● **Do this**:
Using the records that follow, copy every line containing the word "标记的噬菌体蛋白质".

● **Stored data**:

####################

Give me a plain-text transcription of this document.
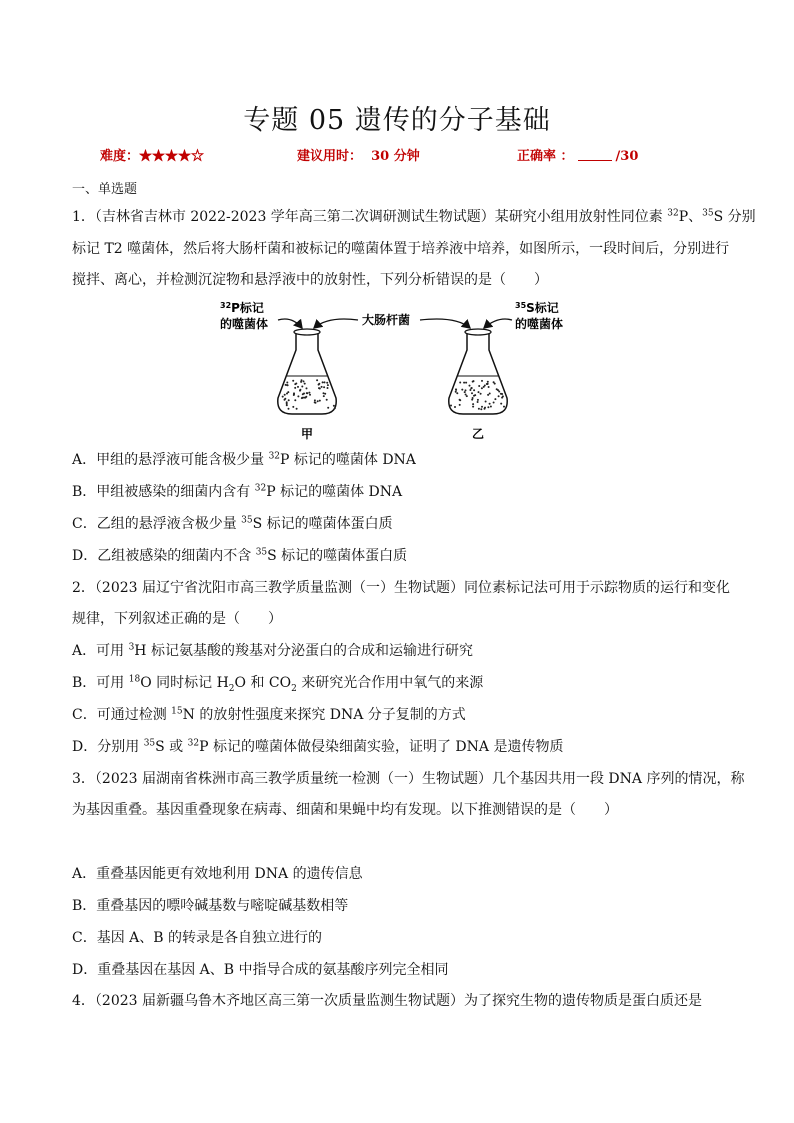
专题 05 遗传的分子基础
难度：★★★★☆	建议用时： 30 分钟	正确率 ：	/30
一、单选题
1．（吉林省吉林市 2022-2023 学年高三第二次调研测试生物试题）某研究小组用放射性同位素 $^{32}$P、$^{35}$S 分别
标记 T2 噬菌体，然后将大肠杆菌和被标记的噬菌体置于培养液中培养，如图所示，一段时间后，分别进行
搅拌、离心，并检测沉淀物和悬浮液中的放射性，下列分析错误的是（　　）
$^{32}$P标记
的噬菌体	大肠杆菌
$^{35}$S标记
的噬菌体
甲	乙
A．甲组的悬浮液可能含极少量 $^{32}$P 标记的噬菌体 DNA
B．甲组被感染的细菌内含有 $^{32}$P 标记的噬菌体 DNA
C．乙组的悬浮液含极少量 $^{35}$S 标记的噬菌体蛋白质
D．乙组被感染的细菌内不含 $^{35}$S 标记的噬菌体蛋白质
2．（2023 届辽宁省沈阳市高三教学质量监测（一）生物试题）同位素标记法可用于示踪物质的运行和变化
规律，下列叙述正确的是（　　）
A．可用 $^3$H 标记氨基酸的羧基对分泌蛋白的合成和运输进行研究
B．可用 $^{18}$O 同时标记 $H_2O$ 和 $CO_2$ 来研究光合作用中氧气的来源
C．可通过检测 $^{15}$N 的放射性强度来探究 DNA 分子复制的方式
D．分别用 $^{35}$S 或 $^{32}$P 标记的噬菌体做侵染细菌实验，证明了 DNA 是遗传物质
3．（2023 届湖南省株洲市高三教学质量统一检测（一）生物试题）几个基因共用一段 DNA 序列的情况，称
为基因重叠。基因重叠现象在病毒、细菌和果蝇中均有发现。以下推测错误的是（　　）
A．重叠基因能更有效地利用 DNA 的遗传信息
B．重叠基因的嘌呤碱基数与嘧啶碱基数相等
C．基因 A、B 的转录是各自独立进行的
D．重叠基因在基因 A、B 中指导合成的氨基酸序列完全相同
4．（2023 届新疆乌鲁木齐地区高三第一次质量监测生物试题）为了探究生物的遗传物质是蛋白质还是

####################

● **Exercise response**:
C．乙组的悬浮液含极少量 $^{35}$S 标记的噬菌体蛋白质
D．乙组被感染的细菌内不含 $^{35}$S 标记的噬菌体蛋白质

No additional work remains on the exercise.